(Saved data entries)
* * * * * * * * *
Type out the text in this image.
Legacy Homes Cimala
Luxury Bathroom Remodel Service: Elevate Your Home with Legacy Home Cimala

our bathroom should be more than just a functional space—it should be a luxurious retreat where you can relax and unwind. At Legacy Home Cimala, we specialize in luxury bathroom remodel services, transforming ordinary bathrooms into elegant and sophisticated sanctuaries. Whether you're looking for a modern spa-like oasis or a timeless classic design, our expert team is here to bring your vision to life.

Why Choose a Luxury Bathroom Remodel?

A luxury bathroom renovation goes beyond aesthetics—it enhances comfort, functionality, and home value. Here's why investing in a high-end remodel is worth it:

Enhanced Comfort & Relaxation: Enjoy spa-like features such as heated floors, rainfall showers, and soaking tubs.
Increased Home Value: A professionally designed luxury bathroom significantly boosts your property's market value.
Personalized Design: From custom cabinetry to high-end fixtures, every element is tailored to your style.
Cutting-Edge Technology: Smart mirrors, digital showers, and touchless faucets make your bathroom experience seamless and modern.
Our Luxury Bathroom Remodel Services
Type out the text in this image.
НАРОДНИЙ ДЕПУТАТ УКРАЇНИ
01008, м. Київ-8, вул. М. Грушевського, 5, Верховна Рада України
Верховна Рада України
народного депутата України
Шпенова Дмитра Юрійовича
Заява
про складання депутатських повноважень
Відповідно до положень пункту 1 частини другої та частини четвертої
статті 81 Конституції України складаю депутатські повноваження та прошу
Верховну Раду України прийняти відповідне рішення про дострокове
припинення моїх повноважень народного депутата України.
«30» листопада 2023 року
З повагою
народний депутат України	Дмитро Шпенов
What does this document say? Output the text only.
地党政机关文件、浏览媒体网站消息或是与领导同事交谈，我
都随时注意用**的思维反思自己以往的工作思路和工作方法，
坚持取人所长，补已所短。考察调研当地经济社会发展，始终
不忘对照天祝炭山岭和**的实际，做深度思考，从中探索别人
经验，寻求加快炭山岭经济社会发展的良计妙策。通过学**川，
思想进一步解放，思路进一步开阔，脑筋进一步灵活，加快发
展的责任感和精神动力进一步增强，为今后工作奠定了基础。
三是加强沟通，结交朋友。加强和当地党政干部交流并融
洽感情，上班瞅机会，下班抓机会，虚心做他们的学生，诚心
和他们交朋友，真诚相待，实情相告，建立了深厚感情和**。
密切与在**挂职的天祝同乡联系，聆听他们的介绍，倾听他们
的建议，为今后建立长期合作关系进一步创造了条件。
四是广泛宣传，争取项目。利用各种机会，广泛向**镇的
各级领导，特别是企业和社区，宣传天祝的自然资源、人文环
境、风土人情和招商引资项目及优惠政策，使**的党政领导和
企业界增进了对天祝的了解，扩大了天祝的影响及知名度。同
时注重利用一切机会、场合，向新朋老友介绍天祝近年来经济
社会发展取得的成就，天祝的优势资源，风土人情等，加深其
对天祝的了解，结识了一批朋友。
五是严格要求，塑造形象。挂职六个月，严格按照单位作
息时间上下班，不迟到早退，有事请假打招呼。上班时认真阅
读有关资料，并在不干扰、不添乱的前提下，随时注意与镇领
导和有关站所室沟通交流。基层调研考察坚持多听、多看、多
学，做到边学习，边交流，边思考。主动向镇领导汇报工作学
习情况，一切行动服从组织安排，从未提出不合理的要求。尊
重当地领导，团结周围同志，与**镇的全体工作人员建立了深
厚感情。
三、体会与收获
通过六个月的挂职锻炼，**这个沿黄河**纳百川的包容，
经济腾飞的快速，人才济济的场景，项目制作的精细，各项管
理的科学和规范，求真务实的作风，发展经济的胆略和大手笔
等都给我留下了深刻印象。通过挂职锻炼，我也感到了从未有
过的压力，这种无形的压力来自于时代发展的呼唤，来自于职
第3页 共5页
* * * * * * * * *
• **Problem description**
Return each line of the data that contains the string "Рада".

• **Written response**
01008, м. Київ-8, вул. М. Грушевського, 5, Верховна Рада України
Верховна Рада України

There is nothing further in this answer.